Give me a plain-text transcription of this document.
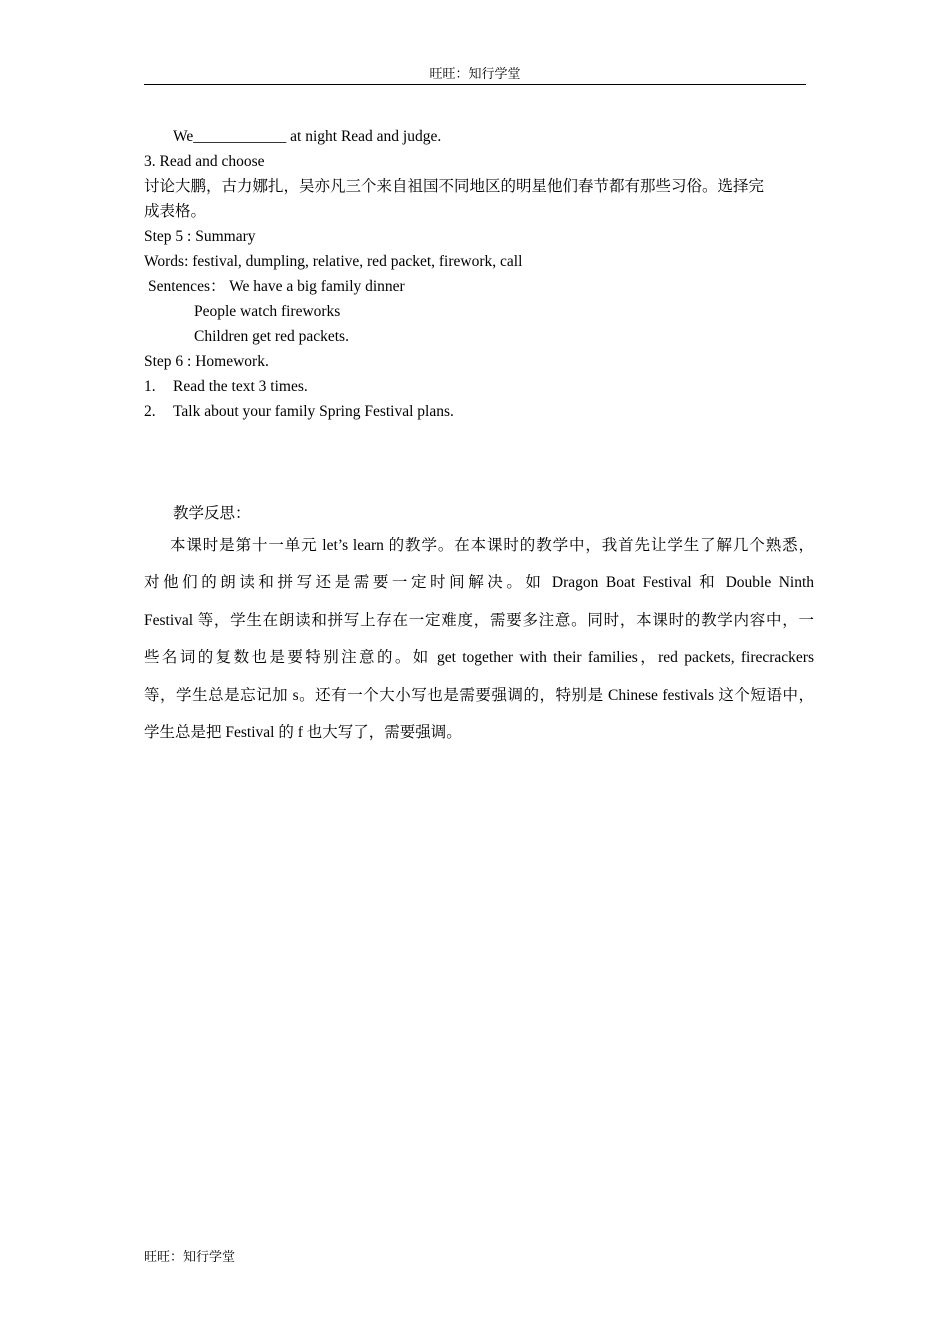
旺旺：知行学堂
We____________ at night Read and judge.
3. Read and choose
讨论大鹏，古力娜扎，吴亦凡三个来自祖国不同地区的明星他们春节都有那些习俗。选择完
成表格。
Step 5 : Summary
Words: festival, dumpling, relative, red packet, firework, call
Sentences： We have a big family dinner
People watch fireworks
Children get red packets.
Step 6 : Homework.
1. Read the text 3 times.
2. Talk about your family Spring Festival plans.
教学反思：
本课时是第十一单元 let’s learn 的教学。在本课时的教学中，我首先让学生了解几个熟悉，
对他们的朗读和拼写还是需要一定时间解决。如 Dragon Boat Festival 和 Double Ninth
Festival 等，学生在朗读和拼写上存在一定难度，需要多注意。同时，本课时的教学内容中，一
些名词的复数也是要特别注意的。如 get together with their families，red packets, firecrackers
等，学生总是忘记加 s。还有一个大小写也是需要强调的，特别是 Chinese festivals 这个短语中，
学生总是把 Festival 的 f 也大写了，需要强调。
旺旺：知行学堂
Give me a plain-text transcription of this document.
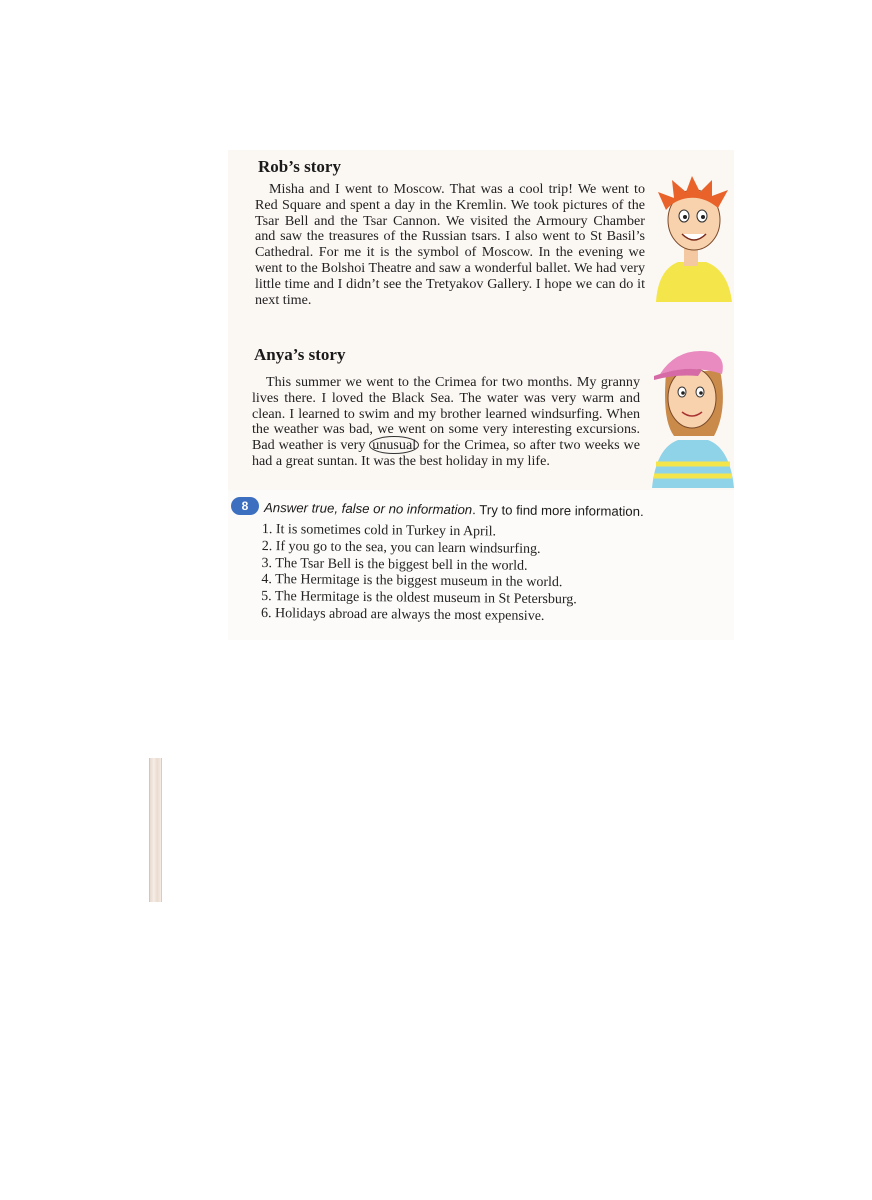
Rob’s story

Misha and I went to Moscow. That was a cool trip! We went to Red Square and spent a day in the Kremlin. We took pictures of the Tsar Bell and the Tsar Cannon. We visited the Armoury Chamber and saw the treasures of the Russian tsars. I also went to St Basil’s Cathedral. For me it is the symbol of Moscow. In the evening we went to the Bolshoi Theatre and saw a wonderful ballet. We had very little time and I didn’t see the Tretyakov Gallery. I hope we can do it next time.

Anya’s story

This summer we went to the Crimea for two months. My granny lives there. I loved the Black Sea. The water was very warm and clean. I learned to swim and my brother learned windsurfing. When the weather was bad, we went on some very interesting excursions. Bad weather is very unusual for the Crimea, so after two weeks we had a great suntan. It was the best holiday in my life.

8	Answer true, false or no information. Try to find more information.

1. It is sometimes cold in Turkey in April.
2. If you go to the sea, you can learn windsurfing.
3. The Tsar Bell is the biggest bell in the world.
4. The Hermitage is the biggest museum in the world.
5. The Hermitage is the oldest museum in St Petersburg.
6. Holidays abroad are always the most expensive.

# WHAT YOU NEED TO DO:
Your task is to repeat the data above exactly while excluding the pictures.

# FINISHED TASK:
Give me a plain-text transcription of this document.
旺旺：知行学堂
We____________ at night Read and judge.
3. Read and choose
讨论大鹏，古力娜扎，吴亦凡三个来自祖国不同地区的明星他们春节都有那些习俗。选择完
成表格。
Step 5 : Summary
Words: festival, dumpling, relative, red packet, firework, call
Sentences： We have a big family dinner
People watch fireworks
Children get red packets.
Step 6 : Homework.
1. Read the text 3 times.
2. Talk about your family Spring Festival plans.
教学反思：
本课时是第十一单元 let’s learn 的教学。在本课时的教学中，我首先让学生了解几个熟悉，
对他们的朗读和拼写还是需要一定时间解决。如 Dragon Boat Festival 和 Double Ninth
Festival 等，学生在朗读和拼写上存在一定难度，需要多注意。同时，本课时的教学内容中，一
些名词的复数也是要特别注意的。如 get together with their families，red packets, firecrackers
等，学生总是忘记加 s。还有一个大小写也是需要强调的，特别是 Chinese festivals 这个短语中，
学生总是把 Festival 的 f 也大写了，需要强调。
旺旺：知行学堂
Give me a plain-text transcription of this document.
Rob’s story

Misha and I went to Moscow. That was a cool trip! We went to Red Square and spent a day in the Kremlin. We took pictures of the Tsar Bell and the Tsar Cannon. We visited the Armoury Chamber and saw the treasures of the Russian tsars. I also went to St Basil’s Cathedral. For me it is the symbol of Moscow. In the evening we went to the Bolshoi Theatre and saw a wonderful ballet. We had very little time and I didn’t see the Tretyakov Gallery. I hope we can do it next time.

Anya’s story

This summer we went to the Crimea for two months. My granny lives there. I loved the Black Sea. The water was very warm and clean. I learned to swim and my brother learned windsurfing. When the weather was bad, we went on some very interesting excursions. Bad weather is very unusual for the Crimea, so after two weeks we had a great suntan. It was the best holiday in my life.

8	Answer true, false or no information. Try to find more information.

1. It is sometimes cold in Turkey in April.
2. If you go to the sea, you can learn windsurfing.
3. The Tsar Bell is the biggest bell in the world.
4. The Hermitage is the biggest museum in the world.
5. The Hermitage is the oldest museum in St Petersburg.
6. Holidays abroad are always the most expensive.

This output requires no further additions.